-- BEGIN LISTED RECORDS --
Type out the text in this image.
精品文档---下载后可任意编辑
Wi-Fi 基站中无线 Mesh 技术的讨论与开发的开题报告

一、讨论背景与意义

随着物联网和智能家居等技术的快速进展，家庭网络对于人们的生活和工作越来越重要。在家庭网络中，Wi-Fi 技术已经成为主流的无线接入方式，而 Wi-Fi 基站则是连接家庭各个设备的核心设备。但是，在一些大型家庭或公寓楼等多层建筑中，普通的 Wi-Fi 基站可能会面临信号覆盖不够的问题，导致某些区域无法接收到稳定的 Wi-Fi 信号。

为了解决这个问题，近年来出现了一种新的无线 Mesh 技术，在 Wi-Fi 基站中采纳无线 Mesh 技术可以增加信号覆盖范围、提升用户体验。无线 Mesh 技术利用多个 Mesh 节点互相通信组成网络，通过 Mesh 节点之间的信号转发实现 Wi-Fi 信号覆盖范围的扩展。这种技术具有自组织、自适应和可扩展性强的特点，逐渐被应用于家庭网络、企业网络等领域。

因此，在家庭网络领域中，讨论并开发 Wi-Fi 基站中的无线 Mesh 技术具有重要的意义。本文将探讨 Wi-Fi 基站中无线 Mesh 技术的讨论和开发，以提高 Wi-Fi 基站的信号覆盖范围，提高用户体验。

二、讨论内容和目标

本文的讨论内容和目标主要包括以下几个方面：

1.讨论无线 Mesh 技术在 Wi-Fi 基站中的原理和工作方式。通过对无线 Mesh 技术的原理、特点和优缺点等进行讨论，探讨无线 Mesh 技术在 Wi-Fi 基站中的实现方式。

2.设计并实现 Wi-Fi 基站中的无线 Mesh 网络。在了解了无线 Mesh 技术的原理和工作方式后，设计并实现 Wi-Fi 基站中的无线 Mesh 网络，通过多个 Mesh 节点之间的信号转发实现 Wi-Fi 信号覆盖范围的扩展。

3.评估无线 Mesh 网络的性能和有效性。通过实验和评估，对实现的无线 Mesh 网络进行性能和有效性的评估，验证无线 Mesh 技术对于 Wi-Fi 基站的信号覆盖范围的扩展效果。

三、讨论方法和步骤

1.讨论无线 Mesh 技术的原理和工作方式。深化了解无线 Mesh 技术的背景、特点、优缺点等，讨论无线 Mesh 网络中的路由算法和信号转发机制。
-- END LISTED RECORDS --
- [EXERCISE BRIEF]:
Check each line of the entries above, and show every one holding the word "基站中的无线".

- [WRITTEN RESPONSE]:
因此，在家庭网络领域中，讨论并开发 Wi-Fi 基站中的无线 Mesh 技术具有重要的意义。本文将探讨 Wi-Fi 基站中无线 Mesh 技术的讨论和开发，以提高 Wi-Fi 基站的信号覆盖范围，提高用户体验。
2.设计并实现 Wi-Fi 基站中的无线 Mesh 网络。在了解了无线 Mesh 技术的原理和工作方式后，设计并实现 Wi-Fi 基站中的无线 Mesh 网络，通过多个 Mesh 节点之间的信号转发实现 Wi-Fi 信号覆盖范围的扩展。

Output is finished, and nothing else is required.